**To do:** Using the material below, copy every line where "your" appears.

--- START Extracted information ---

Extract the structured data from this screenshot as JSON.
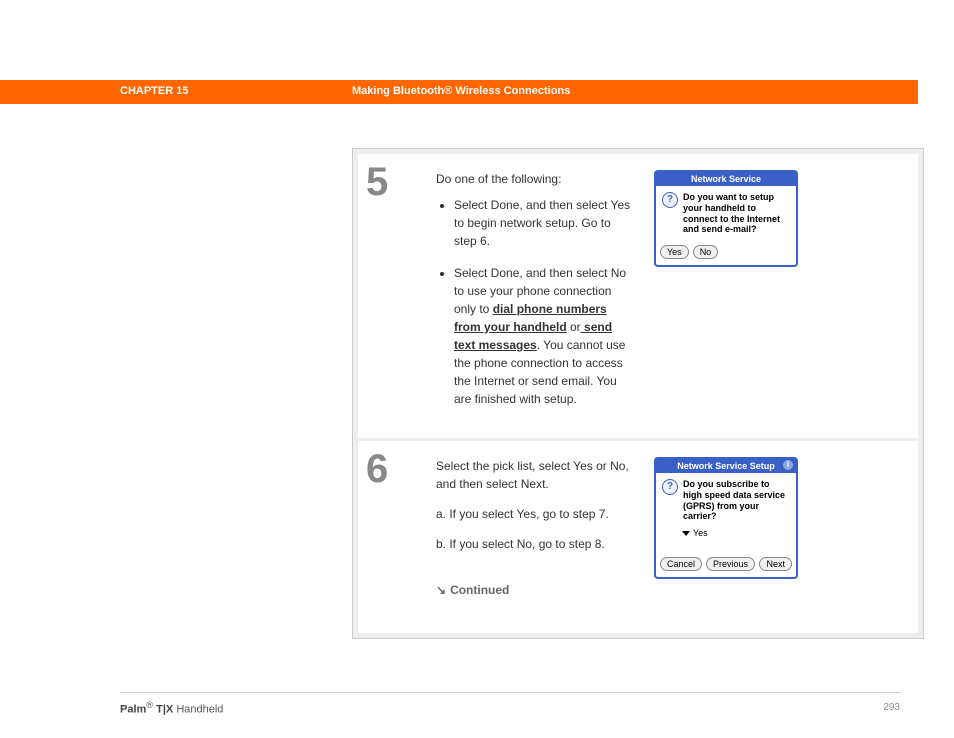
{
  "header": {
    "chapter": "CHAPTER 15",
    "title": "Making Bluetooth® Wireless Connections"
  },
  "steps": [
    {
      "num": "5",
      "intro": "Do one of the following:",
      "bullets": [
        {
          "pre": "Select Done, and then select Yes to begin network setup. Go to step 6."
        },
        {
          "pre": "Select Done, and then select No to use your phone connection only to ",
          "link1": "dial phone numbers from your handheld",
          "mid": " or",
          "link2": " send text messages",
          "post": ". You cannot use the phone connection to access the Internet or send email. You are finished with setup."
        }
      ],
      "dialog": {
        "title": "Network Service",
        "body": "Do you want to setup your handheld to connect to the Internet and send e-mail?",
        "buttons": [
          "Yes",
          "No"
        ]
      }
    },
    {
      "num": "6",
      "intro": "Select the pick list, select Yes or No, and then select Next.",
      "subs": [
        "a.  If you select Yes, go to step 7.",
        "b.  If you select No, go to step 8."
      ],
      "continued": "Continued",
      "dialog": {
        "title": "Network Service Setup",
        "body": "Do you subscribe to high speed data service (GPRS) from your carrier?",
        "picklist": "Yes",
        "buttons": [
          "Cancel",
          "Previous",
          "Next"
        ]
      }
    }
  ],
  "footer": {
    "brand": "Palm",
    "model": "T|X",
    "suffix": "Handheld",
    "page": "293"
  }
}
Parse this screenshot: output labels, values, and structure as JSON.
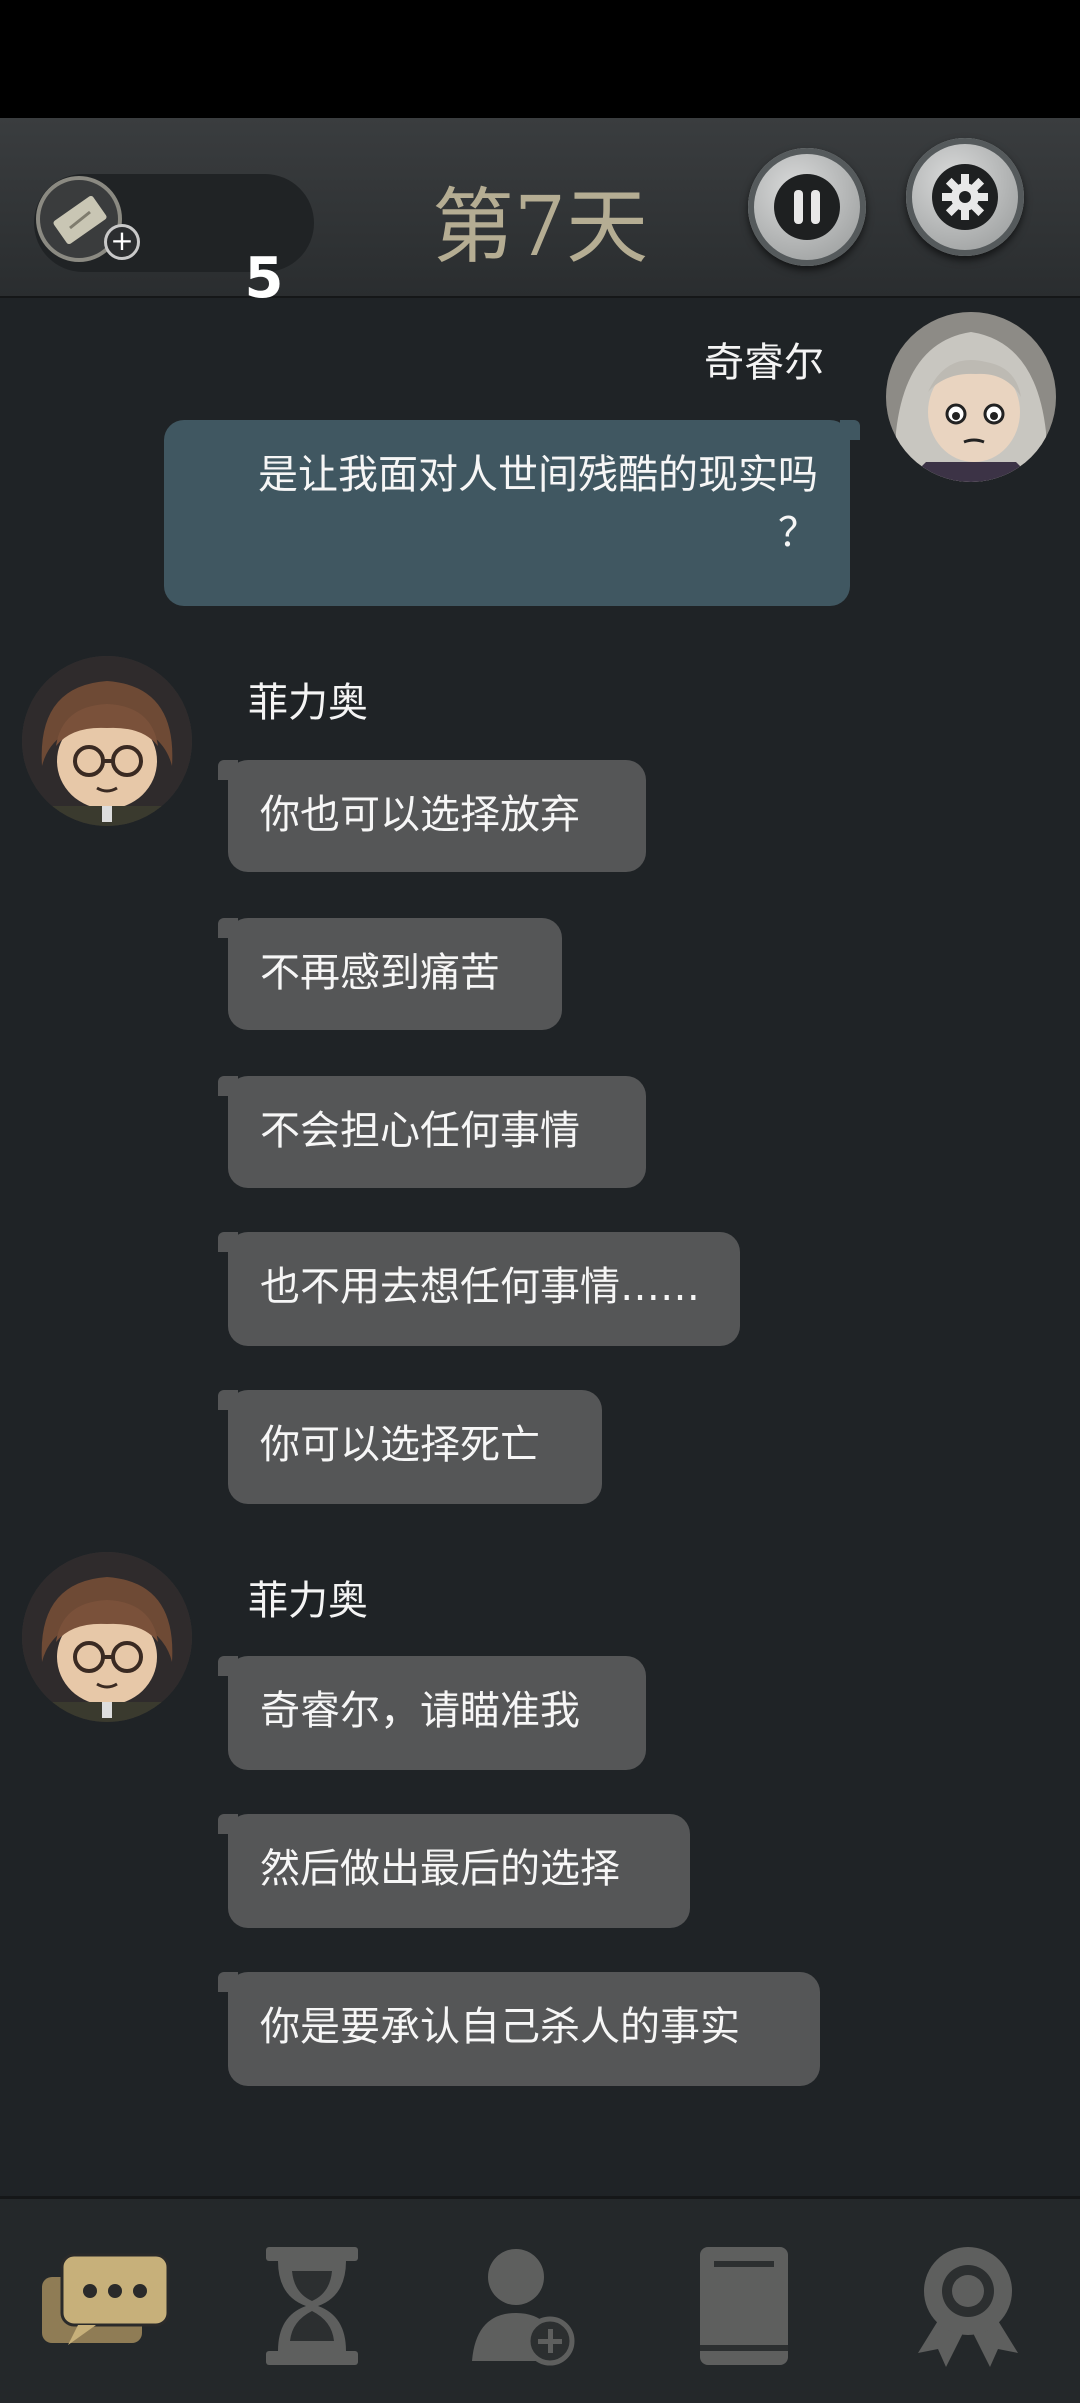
{
  "header": {
    "ticket_count": "5",
    "day_label": "第7天"
  },
  "messages": [
    {
      "side": "right",
      "speaker": "奇睿尔",
      "lines": [
        "是让我面对人世间残酷的现实吗",
        "？"
      ]
    },
    {
      "side": "left",
      "speaker": "菲力奥",
      "texts": [
        "你也可以选择放弃",
        "不再感到痛苦",
        "不会担心任何事情",
        "也不用去想任何事情……",
        "你可以选择死亡"
      ]
    },
    {
      "side": "left",
      "speaker": "菲力奥",
      "texts": [
        "奇睿尔，请瞄准我",
        "然后做出最后的选择",
        "你是要承认自己杀人的事实"
      ]
    }
  ],
  "colors": {
    "day_title": "#b5ad93",
    "bubble_right": "#405761",
    "bubble_left": "#555657",
    "nav_active": "#c7b07a",
    "nav_inactive": "#5e5f5e"
  },
  "icons": {
    "ticket": "ticket-icon",
    "pause": "pause-icon",
    "settings": "gear-icon",
    "nav": [
      "chat-icon",
      "hourglass-icon",
      "add-contact-icon",
      "book-icon",
      "achievement-icon"
    ]
  }
}
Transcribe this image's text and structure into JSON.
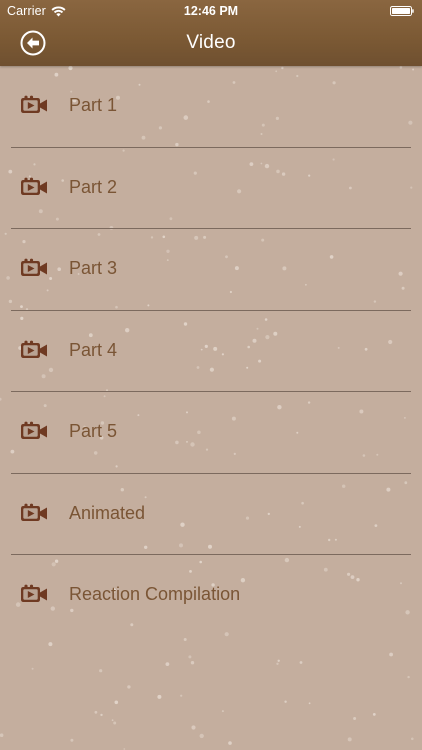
{
  "status_bar": {
    "carrier": "Carrier",
    "time": "12:46 PM",
    "wifi_icon": "wifi-icon",
    "battery_icon": "battery-icon"
  },
  "nav": {
    "title": "Video",
    "back_icon": "back-arrow-icon"
  },
  "list": {
    "item_icon": "video-camera-icon",
    "items": [
      {
        "label": "Part 1"
      },
      {
        "label": "Part 2"
      },
      {
        "label": "Part 3"
      },
      {
        "label": "Part 4"
      },
      {
        "label": "Part 5"
      },
      {
        "label": "Animated"
      },
      {
        "label": "Reaction Compilation"
      }
    ]
  },
  "colors": {
    "header": "#7b5934",
    "background": "#c4ae9e",
    "label_text": "#7a5535",
    "icon": "#6f3a22",
    "separator": "#7c6a5e"
  }
}
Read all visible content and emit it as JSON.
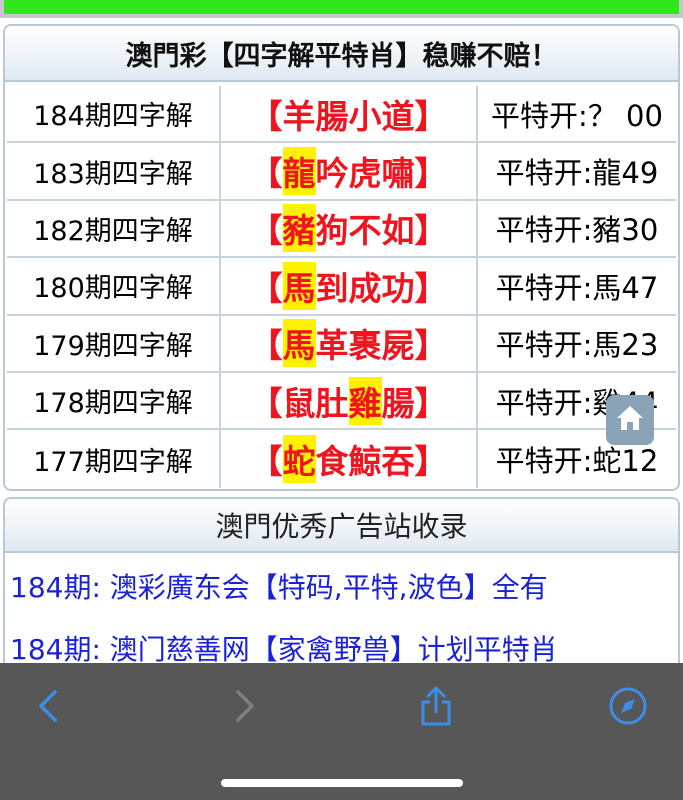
{
  "page": {
    "title": "澳門彩【四字解平特肖】稳赚不赔！",
    "rows": [
      {
        "period": "184期四字解",
        "pre": "【",
        "hl": "",
        "phrase": "羊腸小道",
        "post": "】",
        "result": "平特开:？ 00"
      },
      {
        "period": "183期四字解",
        "pre": "【",
        "hl": "龍",
        "phrase": "吟虎嘯",
        "post": "】",
        "result": "平特开:龍49"
      },
      {
        "period": "182期四字解",
        "pre": "【",
        "hl": "豬",
        "phrase": "狗不如",
        "post": "】",
        "result": "平特开:豬30"
      },
      {
        "period": "180期四字解",
        "pre": "【",
        "hl": "馬",
        "phrase": "到成功",
        "post": "】",
        "result": "平特开:馬47"
      },
      {
        "period": "179期四字解",
        "pre": "【",
        "hl": "馬",
        "phrase": "革裹屍",
        "post": "】",
        "result": "平特开:馬23"
      },
      {
        "period": "178期四字解",
        "pre": "【鼠肚",
        "hl": "雞",
        "phrase": "腸",
        "post": "】",
        "result": "平特开:雞44"
      },
      {
        "period": "177期四字解",
        "pre": "【",
        "hl": "蛇",
        "phrase": "食鯨吞",
        "post": "】",
        "result": "平特开:蛇12"
      }
    ]
  },
  "section2": {
    "title": "澳門优秀广告站收录",
    "links": [
      "184期: 澳彩廣东会【特码,平特,波色】全有",
      "184期: 澳门慈善网【家禽野兽】计划平特肖"
    ]
  },
  "colors": {
    "accent_red": "#f0141e",
    "highlight": "#fff100",
    "link_blue": "#1a22d8",
    "top_green": "#2ee81c"
  },
  "icons": [
    "home-icon",
    "back-icon",
    "forward-icon",
    "share-icon",
    "compass-icon"
  ]
}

--- END Extracted information ---

**Exercise result:**
          "pre": "Select Done, and then select No to use your phone connection only to ",
          "link1": "dial phone numbers from your handheld",
        "body": "Do you want to setup your handheld to connect to the Internet and send e-mail?",
        "body": "Do you subscribe to high speed data service (GPRS) from your carrier?",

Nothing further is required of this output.